--- start of RECORDS SUPPLIED ---

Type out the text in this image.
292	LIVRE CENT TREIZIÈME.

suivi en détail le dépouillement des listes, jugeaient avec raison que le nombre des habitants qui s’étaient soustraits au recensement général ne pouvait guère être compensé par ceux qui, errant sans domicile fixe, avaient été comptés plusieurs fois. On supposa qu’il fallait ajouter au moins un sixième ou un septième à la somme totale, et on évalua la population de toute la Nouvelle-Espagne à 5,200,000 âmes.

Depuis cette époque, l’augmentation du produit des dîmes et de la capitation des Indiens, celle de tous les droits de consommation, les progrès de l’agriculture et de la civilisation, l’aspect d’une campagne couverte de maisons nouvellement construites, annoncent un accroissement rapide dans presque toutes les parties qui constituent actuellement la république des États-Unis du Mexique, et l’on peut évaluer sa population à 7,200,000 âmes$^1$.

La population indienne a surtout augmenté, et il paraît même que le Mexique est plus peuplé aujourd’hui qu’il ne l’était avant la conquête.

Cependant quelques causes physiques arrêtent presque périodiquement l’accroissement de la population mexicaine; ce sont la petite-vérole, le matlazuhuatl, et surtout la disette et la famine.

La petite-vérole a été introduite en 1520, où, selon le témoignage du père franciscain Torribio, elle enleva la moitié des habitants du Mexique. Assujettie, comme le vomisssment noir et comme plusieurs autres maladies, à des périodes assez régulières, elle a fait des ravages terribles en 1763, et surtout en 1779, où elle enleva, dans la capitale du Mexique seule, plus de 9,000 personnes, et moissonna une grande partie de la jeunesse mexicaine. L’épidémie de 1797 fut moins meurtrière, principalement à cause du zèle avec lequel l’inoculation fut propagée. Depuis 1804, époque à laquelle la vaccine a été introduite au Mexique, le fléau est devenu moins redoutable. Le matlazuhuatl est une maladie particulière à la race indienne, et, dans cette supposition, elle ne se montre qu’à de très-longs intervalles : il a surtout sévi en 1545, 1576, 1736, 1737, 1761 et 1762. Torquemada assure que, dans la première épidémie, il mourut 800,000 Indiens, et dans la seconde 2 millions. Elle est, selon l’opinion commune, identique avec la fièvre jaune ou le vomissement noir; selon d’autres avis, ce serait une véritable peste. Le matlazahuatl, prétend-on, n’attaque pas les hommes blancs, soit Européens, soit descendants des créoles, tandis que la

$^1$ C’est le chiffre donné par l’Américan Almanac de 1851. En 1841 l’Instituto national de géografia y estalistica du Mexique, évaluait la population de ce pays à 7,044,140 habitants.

--- end of RECORDS SUPPLIED ---

(REQUIRED WORK)
Retype the records above exactly.

(WRITTEN RESPONSE)
Type out the text in this image.
292	LIVRE CENT TREIZIÈME.

suivi en détail le dépouillement des listes, jugeaient avec raison que le nombre des habitants qui s’étaient soustraits au recensement général ne pouvait guère être compensé par ceux qui, errant sans domicile fixe, avaient été comptés plusieurs fois. On supposa qu’il fallait ajouter au moins un sixième ou un septième à la somme totale, et on évalua la population de toute la Nouvelle-Espagne à 5,200,000 âmes.

Depuis cette époque, l’augmentation du produit des dîmes et de la capitation des Indiens, celle de tous les droits de consommation, les progrès de l’agriculture et de la civilisation, l’aspect d’une campagne couverte de maisons nouvellement construites, annoncent un accroissement rapide dans presque toutes les parties qui constituent actuellement la république des États-Unis du Mexique, et l’on peut évaluer sa population à 7,200,000 âmes$^1$.

La population indienne a surtout augmenté, et il paraît même que le Mexique est plus peuplé aujourd’hui qu’il ne l’était avant la conquête.

Cependant quelques causes physiques arrêtent presque périodiquement l’accroissement de la population mexicaine; ce sont la petite-vérole, le matlazuhuatl, et surtout la disette et la famine.

La petite-vérole a été introduite en 1520, où, selon le témoignage du père franciscain Torribio, elle enleva la moitié des habitants du Mexique. Assujettie, comme le vomisssment noir et comme plusieurs autres maladies, à des périodes assez régulières, elle a fait des ravages terribles en 1763, et surtout en 1779, où elle enleva, dans la capitale du Mexique seule, plus de 9,000 personnes, et moissonna une grande partie de la jeunesse mexicaine. L’épidémie de 1797 fut moins meurtrière, principalement à cause du zèle avec lequel l’inoculation fut propagée. Depuis 1804, époque à laquelle la vaccine a été introduite au Mexique, le fléau est devenu moins redoutable. Le matlazuhuatl est une maladie particulière à la race indienne, et, dans cette supposition, elle ne se montre qu’à de très-longs intervalles : il a surtout sévi en 1545, 1576, 1736, 1737, 1761 et 1762. Torquemada assure que, dans la première épidémie, il mourut 800,000 Indiens, et dans la seconde 2 millions. Elle est, selon l’opinion commune, identique avec la fièvre jaune ou le vomissement noir; selon d’autres avis, ce serait une véritable peste. Le matlazahuatl, prétend-on, n’attaque pas les hommes blancs, soit Européens, soit descendants des créoles, tandis que la

$^1$ C’est le chiffre donné par l’Américan Almanac de 1851. En 1841 l’Instituto national de géografia y estalistica du Mexique, évaluait la population de ce pays à 7,044,140 habitants.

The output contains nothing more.